Provided records:

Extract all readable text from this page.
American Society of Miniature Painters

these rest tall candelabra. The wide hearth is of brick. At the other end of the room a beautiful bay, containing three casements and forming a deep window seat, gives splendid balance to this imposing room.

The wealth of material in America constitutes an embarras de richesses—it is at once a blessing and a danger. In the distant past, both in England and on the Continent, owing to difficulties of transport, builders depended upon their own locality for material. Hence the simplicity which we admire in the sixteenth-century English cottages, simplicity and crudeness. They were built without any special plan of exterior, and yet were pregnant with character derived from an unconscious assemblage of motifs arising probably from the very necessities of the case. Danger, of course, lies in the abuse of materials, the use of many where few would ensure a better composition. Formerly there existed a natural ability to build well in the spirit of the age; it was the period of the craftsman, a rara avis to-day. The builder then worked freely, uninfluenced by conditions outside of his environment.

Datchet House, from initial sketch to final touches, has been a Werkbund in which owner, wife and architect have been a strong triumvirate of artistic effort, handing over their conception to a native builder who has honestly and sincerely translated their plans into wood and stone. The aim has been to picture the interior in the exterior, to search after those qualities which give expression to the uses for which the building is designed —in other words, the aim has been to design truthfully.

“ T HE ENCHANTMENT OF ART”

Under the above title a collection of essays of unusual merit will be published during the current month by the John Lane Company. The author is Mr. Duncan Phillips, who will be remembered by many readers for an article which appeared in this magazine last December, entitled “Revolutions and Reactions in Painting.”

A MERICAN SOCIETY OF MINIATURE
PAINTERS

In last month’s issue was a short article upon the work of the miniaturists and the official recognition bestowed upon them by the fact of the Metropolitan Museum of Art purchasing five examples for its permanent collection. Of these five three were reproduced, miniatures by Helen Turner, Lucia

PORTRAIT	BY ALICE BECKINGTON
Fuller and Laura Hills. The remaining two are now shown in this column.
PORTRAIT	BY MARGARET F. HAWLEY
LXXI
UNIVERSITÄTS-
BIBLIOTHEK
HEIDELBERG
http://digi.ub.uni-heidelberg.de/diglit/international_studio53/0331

What needs to be done: Copy out each line of the records that holds the string "PORTRAIT".

Written response:
PORTRAIT	BY ALICE BECKINGTON
PORTRAIT	BY MARGARET F. HAWLEY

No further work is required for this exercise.